▶ _Required task_
Copy all lines below exactly as written. Leave pictures out.

▶ _Raw data_
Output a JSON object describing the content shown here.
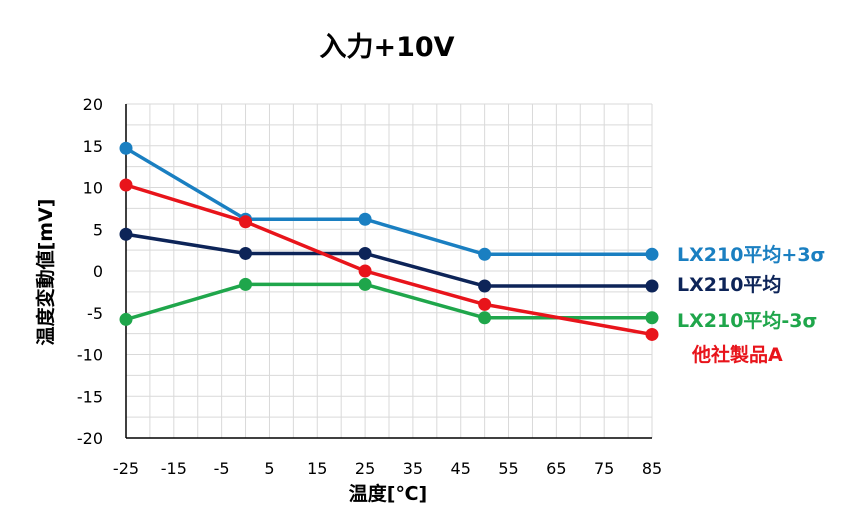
{
  "chart_data": {
    "type": "line",
    "title": "入力+10V",
    "xlabel": "温度[℃]",
    "ylabel": "温度変動値[mV]",
    "xlim": [
      -25,
      85
    ],
    "ylim": [
      -20,
      20
    ],
    "xticks": [
      -25,
      -15,
      -5,
      5,
      15,
      25,
      35,
      45,
      55,
      65,
      75,
      85
    ],
    "yticks": [
      20,
      15,
      10,
      5,
      0,
      -5,
      -10,
      -15,
      -20
    ],
    "xtick_labels": [
      "-25",
      "-15",
      "-5",
      "5",
      "15",
      "25",
      "35",
      "45",
      "55",
      "65",
      "75",
      "85"
    ],
    "ytick_labels": [
      "20",
      "15",
      "10",
      "5",
      "0",
      "-5",
      "-10",
      "-15",
      "-20"
    ],
    "grid": true,
    "legend": "series labels at right end of lines",
    "series": [
      {
        "name": "LX210平均+3σ",
        "color": "#1a7fc1",
        "x": [
          -25,
          0,
          25,
          50,
          85
        ],
        "y": [
          14.7,
          6.2,
          6.2,
          2.0,
          2.0
        ]
      },
      {
        "name": "LX210平均",
        "color": "#0d2458",
        "x": [
          -25,
          0,
          25,
          50,
          85
        ],
        "y": [
          4.4,
          2.1,
          2.1,
          -1.8,
          -1.8
        ]
      },
      {
        "name": "LX210平均-3σ",
        "color": "#1fa64b",
        "x": [
          -25,
          0,
          25,
          50,
          85
        ],
        "y": [
          -5.8,
          -1.6,
          -1.6,
          -5.6,
          -5.6
        ]
      },
      {
        "name": "他社製品A",
        "color": "#e8141b",
        "x": [
          -25,
          0,
          25,
          50,
          85
        ],
        "y": [
          10.3,
          5.9,
          0.0,
          -4.0,
          -7.6
        ]
      }
    ]
  }
}
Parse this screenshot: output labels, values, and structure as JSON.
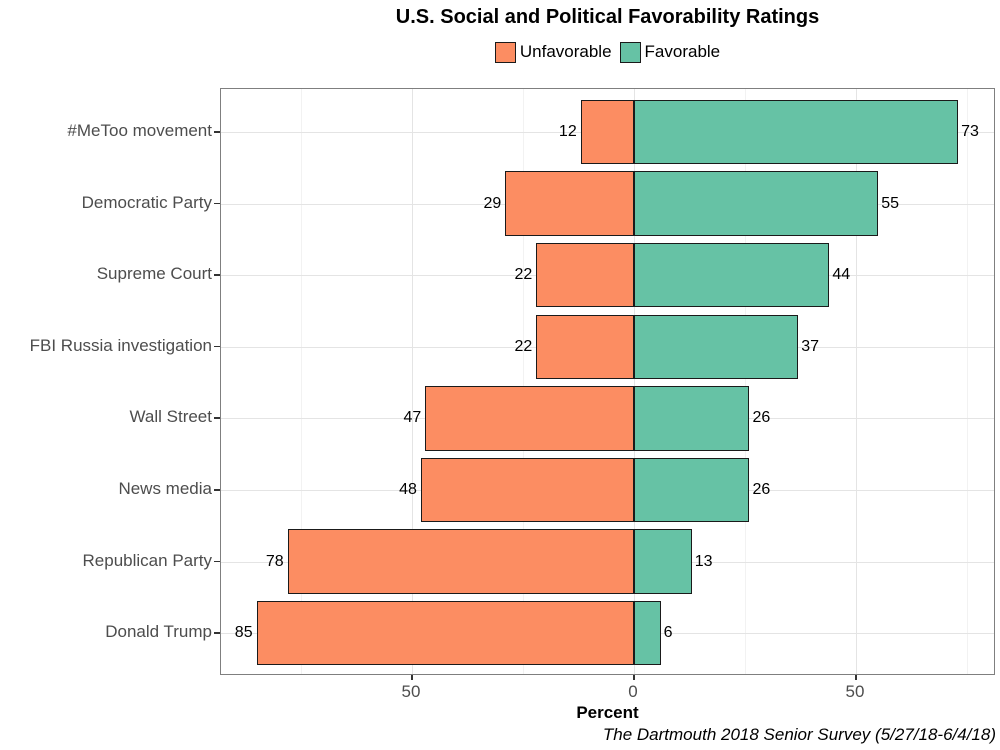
{
  "title": "U.S. Social and Political Favorability Ratings",
  "caption": "The Dartmouth 2018 Senior Survey (5/27/18-6/4/18)",
  "colors": {
    "unfavorable": "#FC8D62",
    "favorable": "#66C2A5",
    "bar_border": "#1a1a1a",
    "panel_border": "#7f7f7f",
    "grid_major": "#e4e4e4",
    "grid_minor": "#f2f2f2",
    "axis_text": "#4d4d4d",
    "tick_mark": "#333333"
  },
  "chart_data": {
    "type": "bar",
    "orientation": "horizontal-diverging",
    "title": "U.S. Social and Political Favorability Ratings",
    "xlabel": "Percent",
    "ylabel": "",
    "categories": [
      "#MeToo movement",
      "Democratic Party",
      "Supreme Court",
      "FBI Russia investigation",
      "Wall Street",
      "News media",
      "Republican Party",
      "Donald Trump"
    ],
    "series": [
      {
        "name": "Unfavorable",
        "color": "#FC8D62",
        "direction": "left",
        "values": [
          12,
          29,
          22,
          22,
          47,
          48,
          78,
          85
        ]
      },
      {
        "name": "Favorable",
        "color": "#66C2A5",
        "direction": "right",
        "values": [
          73,
          55,
          44,
          37,
          26,
          26,
          13,
          6
        ]
      }
    ],
    "value_labels_shown": true,
    "x_ticks": [
      -50,
      0,
      50
    ],
    "x_tick_labels": [
      "50",
      "0",
      "50"
    ],
    "x_minor_ticks": [
      -75,
      -25,
      25,
      75
    ],
    "xlim": [
      -93,
      81.5
    ],
    "grid": "major+minor",
    "legend_position": "top",
    "panel_background": "#ffffff"
  }
}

▶ _Result of the exercise_
Output a JSON object describing the content shown here.
{
  "chart_data": {
    "type": "line",
    "title": "入力+10V",
    "xlabel": "温度[℃]",
    "ylabel": "温度変動値[mV]",
    "xlim": [
      -25,
      85
    ],
    "ylim": [
      -20,
      20
    ],
    "xticks": [
      -25,
      -15,
      -5,
      5,
      15,
      25,
      35,
      45,
      55,
      65,
      75,
      85
    ],
    "yticks": [
      20,
      15,
      10,
      5,
      0,
      -5,
      -10,
      -15,
      -20
    ],
    "xtick_labels": [
      "-25",
      "-15",
      "-5",
      "5",
      "15",
      "25",
      "35",
      "45",
      "55",
      "65",
      "75",
      "85"
    ],
    "ytick_labels": [
      "20",
      "15",
      "10",
      "5",
      "0",
      "-5",
      "-10",
      "-15",
      "-20"
    ],
    "grid": true,
    "legend": "series labels at right end of lines",
    "series": [
      {
        "name": "LX210平均+3σ",
        "color": "#1a7fc1",
        "x": [
          -25,
          0,
          25,
          50,
          85
        ],
        "y": [
          14.7,
          6.2,
          6.2,
          2.0,
          2.0
        ]
      },
      {
        "name": "LX210平均",
        "color": "#0d2458",
        "x": [
          -25,
          0,
          25,
          50,
          85
        ],
        "y": [
          4.4,
          2.1,
          2.1,
          -1.8,
          -1.8
        ]
      },
      {
        "name": "LX210平均-3σ",
        "color": "#1fa64b",
        "x": [
          -25,
          0,
          25,
          50,
          85
        ],
        "y": [
          -5.8,
          -1.6,
          -1.6,
          -5.6,
          -5.6
        ]
      },
      {
        "name": "他社製品A",
        "color": "#e8141b",
        "x": [
          -25,
          0,
          25,
          50,
          85
        ],
        "y": [
          10.3,
          5.9,
          0.0,
          -4.0,
          -7.6
        ]
      }
    ]
  }
}
Parse this screenshot: output labels, values, and structure as JSON.
{
  "title": "U.S. Social and Political Favorability Ratings",
  "caption": "The Dartmouth 2018 Senior Survey (5/27/18-6/4/18)",
  "colors": {
    "unfavorable": "#FC8D62",
    "favorable": "#66C2A5",
    "bar_border": "#1a1a1a",
    "panel_border": "#7f7f7f",
    "grid_major": "#e4e4e4",
    "grid_minor": "#f2f2f2",
    "axis_text": "#4d4d4d",
    "tick_mark": "#333333"
  },
  "chart_data": {
    "type": "bar",
    "orientation": "horizontal-diverging",
    "title": "U.S. Social and Political Favorability Ratings",
    "xlabel": "Percent",
    "ylabel": "",
    "categories": [
      "#MeToo movement",
      "Democratic Party",
      "Supreme Court",
      "FBI Russia investigation",
      "Wall Street",
      "News media",
      "Republican Party",
      "Donald Trump"
    ],
    "series": [
      {
        "name": "Unfavorable",
        "color": "#FC8D62",
        "direction": "left",
        "values": [
          12,
          29,
          22,
          22,
          47,
          48,
          78,
          85
        ]
      },
      {
        "name": "Favorable",
        "color": "#66C2A5",
        "direction": "right",
        "values": [
          73,
          55,
          44,
          37,
          26,
          26,
          13,
          6
        ]
      }
    ],
    "value_labels_shown": true,
    "x_ticks": [
      -50,
      0,
      50
    ],
    "x_tick_labels": [
      "50",
      "0",
      "50"
    ],
    "x_minor_ticks": [
      -75,
      -25,
      25,
      75
    ],
    "xlim": [
      -93,
      81.5
    ],
    "grid": "major+minor",
    "legend_position": "top",
    "panel_background": "#ffffff"
  }
}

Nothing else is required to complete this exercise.